### Task prompt
Return each line of the listing that contains the string "star".

### Stored data entries
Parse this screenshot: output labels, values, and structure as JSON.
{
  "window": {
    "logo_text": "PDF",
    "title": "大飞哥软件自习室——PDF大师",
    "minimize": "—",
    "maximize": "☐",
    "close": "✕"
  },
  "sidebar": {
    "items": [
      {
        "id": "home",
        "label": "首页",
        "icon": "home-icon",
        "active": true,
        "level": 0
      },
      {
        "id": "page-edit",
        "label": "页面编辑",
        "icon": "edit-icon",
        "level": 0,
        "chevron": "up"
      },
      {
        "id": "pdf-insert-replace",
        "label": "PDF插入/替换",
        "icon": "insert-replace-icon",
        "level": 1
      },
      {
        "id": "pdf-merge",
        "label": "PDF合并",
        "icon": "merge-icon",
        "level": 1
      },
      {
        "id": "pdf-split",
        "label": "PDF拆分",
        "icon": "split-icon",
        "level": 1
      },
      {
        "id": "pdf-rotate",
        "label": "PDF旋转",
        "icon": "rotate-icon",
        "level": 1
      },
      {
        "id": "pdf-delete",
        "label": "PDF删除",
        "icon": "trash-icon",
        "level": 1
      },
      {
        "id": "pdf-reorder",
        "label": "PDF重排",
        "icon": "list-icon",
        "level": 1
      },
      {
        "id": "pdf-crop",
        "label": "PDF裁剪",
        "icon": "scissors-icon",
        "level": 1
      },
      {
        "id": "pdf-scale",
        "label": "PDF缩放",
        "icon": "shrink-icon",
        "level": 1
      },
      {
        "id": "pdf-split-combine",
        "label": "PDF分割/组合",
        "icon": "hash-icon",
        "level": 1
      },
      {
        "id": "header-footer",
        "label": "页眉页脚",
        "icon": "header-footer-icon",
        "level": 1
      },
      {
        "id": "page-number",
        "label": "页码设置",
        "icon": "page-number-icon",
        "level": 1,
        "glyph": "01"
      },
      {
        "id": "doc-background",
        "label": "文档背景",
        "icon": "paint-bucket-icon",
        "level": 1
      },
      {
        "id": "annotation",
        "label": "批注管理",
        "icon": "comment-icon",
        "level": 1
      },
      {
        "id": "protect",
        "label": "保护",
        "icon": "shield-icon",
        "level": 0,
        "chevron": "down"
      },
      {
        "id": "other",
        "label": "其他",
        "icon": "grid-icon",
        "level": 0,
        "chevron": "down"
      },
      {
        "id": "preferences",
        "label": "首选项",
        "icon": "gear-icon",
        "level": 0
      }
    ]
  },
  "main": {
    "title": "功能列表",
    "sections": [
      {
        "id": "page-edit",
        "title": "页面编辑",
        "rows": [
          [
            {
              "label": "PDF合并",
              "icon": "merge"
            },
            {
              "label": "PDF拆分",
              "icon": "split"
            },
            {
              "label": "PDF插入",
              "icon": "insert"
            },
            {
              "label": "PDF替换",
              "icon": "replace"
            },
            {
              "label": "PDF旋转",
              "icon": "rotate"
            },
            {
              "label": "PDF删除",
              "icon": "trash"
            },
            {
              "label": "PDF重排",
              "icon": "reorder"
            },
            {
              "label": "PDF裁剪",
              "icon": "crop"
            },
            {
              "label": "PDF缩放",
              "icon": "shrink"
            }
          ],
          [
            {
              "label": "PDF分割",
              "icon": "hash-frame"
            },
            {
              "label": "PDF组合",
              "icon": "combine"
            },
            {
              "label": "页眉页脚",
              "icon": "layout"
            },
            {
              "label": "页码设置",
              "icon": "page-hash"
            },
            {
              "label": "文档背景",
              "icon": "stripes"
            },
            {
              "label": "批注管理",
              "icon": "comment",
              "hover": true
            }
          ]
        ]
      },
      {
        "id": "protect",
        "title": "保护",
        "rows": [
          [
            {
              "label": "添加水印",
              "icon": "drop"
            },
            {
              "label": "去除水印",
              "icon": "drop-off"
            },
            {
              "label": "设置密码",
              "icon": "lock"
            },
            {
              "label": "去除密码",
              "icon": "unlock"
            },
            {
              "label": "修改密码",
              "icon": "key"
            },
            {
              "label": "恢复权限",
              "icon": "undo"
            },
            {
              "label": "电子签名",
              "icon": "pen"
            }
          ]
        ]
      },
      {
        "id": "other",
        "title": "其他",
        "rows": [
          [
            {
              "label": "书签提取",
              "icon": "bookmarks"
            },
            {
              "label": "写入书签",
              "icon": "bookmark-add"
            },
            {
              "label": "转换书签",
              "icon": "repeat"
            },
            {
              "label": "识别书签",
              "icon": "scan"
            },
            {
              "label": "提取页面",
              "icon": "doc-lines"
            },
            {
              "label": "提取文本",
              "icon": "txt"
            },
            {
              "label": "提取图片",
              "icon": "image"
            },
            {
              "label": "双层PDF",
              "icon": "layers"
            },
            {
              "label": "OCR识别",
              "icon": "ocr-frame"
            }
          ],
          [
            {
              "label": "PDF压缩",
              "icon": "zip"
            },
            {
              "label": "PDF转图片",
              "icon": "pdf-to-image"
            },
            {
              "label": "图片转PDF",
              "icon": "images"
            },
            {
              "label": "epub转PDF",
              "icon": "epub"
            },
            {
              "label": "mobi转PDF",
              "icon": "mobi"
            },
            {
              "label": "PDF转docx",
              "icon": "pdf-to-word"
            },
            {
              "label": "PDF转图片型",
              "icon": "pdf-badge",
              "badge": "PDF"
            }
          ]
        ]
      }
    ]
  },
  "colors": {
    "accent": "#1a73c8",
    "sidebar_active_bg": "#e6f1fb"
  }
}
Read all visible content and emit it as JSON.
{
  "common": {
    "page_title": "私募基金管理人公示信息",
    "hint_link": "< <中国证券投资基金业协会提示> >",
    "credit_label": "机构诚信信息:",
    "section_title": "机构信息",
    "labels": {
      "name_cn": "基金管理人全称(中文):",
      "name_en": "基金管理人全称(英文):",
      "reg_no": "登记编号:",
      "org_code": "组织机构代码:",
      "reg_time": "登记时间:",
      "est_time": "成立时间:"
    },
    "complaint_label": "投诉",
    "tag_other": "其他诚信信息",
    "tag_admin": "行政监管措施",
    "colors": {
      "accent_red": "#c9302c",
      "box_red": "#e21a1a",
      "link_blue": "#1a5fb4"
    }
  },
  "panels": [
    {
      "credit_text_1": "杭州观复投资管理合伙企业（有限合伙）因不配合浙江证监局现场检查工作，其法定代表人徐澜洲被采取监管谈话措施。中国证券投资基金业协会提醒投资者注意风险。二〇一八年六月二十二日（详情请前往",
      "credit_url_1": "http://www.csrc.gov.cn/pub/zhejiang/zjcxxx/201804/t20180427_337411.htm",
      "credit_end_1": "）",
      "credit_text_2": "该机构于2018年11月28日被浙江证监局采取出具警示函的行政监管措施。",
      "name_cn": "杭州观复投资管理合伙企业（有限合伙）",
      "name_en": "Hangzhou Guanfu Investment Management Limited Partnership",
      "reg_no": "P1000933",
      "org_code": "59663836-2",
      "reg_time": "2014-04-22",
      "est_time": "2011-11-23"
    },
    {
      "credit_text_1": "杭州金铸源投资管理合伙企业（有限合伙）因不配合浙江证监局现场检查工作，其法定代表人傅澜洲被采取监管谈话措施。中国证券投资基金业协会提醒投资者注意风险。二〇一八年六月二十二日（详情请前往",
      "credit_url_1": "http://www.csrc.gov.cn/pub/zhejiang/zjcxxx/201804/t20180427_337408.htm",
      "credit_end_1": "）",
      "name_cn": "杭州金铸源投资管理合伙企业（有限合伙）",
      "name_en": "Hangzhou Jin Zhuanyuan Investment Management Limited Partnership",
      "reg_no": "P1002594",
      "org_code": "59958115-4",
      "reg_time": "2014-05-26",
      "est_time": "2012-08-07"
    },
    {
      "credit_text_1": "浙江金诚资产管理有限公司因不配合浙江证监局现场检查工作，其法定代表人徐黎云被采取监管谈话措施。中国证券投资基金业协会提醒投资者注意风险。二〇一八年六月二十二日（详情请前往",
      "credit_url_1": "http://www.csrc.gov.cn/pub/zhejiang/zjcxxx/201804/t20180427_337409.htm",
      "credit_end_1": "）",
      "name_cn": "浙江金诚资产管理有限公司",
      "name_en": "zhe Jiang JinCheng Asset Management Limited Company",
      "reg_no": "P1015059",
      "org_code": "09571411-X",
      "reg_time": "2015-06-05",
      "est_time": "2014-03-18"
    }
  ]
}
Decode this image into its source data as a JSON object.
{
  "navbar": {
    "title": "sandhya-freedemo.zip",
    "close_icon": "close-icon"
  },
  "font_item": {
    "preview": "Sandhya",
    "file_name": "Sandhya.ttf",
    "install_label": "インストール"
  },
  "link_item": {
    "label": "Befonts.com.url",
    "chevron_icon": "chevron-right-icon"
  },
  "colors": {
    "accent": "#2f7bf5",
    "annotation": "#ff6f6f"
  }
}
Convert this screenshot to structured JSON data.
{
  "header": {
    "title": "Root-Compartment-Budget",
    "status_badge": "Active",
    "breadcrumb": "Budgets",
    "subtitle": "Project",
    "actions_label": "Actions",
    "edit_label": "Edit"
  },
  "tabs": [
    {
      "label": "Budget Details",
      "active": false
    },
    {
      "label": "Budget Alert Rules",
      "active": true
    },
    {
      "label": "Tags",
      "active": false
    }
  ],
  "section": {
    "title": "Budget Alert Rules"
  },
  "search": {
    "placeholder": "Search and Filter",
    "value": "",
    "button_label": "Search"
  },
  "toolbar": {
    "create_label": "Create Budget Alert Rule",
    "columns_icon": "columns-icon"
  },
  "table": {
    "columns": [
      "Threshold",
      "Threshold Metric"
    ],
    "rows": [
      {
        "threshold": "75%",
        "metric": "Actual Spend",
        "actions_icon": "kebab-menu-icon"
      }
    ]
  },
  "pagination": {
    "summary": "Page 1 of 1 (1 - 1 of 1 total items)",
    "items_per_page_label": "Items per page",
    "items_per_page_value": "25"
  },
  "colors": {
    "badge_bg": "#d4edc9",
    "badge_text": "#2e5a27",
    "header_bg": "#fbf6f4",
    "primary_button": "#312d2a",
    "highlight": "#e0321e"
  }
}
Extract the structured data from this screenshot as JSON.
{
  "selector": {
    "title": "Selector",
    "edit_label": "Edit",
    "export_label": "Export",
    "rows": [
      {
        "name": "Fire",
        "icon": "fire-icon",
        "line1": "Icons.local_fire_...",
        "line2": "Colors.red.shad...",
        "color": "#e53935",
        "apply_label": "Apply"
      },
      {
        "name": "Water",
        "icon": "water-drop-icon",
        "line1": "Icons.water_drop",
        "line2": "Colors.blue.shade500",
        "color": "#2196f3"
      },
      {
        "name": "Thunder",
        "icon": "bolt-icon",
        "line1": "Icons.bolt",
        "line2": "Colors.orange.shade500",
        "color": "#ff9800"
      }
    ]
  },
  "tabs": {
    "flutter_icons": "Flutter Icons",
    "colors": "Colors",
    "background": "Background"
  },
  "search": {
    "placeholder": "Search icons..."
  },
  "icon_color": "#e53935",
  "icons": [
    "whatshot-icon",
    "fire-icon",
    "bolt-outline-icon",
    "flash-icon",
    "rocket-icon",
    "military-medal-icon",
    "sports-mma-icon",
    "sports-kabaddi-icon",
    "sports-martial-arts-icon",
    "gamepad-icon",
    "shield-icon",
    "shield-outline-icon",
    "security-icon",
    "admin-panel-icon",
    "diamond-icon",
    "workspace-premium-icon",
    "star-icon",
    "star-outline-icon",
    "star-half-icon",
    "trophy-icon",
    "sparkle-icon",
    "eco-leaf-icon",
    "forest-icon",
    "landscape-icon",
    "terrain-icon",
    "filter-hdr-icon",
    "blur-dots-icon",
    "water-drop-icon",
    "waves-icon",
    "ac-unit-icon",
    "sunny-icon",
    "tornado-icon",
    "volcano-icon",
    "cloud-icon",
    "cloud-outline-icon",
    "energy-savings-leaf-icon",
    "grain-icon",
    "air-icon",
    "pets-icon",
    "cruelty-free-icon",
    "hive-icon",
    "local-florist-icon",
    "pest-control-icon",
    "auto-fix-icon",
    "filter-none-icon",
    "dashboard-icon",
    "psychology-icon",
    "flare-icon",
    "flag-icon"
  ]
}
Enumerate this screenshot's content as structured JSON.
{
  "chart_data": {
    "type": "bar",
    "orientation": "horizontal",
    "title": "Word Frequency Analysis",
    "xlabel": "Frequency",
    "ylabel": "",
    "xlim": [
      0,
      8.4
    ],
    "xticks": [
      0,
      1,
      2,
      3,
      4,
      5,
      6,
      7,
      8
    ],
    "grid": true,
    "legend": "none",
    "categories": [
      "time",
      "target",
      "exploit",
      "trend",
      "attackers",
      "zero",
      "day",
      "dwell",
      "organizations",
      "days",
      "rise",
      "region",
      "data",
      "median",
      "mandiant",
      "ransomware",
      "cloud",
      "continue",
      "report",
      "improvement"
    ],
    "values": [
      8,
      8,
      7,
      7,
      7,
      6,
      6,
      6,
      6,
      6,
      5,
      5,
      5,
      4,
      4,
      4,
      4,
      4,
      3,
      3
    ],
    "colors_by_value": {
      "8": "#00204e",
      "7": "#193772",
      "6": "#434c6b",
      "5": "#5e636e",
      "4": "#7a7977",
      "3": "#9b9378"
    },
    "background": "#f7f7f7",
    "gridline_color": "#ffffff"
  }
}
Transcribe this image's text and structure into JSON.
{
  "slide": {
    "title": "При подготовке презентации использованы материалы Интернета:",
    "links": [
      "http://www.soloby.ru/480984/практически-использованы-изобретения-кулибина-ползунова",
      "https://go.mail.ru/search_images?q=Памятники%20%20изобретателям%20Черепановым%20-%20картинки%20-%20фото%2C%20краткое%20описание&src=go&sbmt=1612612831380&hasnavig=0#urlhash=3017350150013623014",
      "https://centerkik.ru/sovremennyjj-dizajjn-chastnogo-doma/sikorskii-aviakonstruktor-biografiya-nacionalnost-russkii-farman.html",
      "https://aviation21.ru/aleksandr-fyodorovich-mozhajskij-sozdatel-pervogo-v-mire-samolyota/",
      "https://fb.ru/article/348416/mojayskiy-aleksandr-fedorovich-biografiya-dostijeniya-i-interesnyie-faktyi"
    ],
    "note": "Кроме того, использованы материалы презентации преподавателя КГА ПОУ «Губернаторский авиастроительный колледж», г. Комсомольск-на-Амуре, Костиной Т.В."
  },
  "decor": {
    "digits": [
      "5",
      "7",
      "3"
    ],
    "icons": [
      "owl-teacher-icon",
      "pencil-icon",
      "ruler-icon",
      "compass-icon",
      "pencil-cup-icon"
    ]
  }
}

### The response
    "star-icon",
    "star-outline-icon",
    "star-half-icon",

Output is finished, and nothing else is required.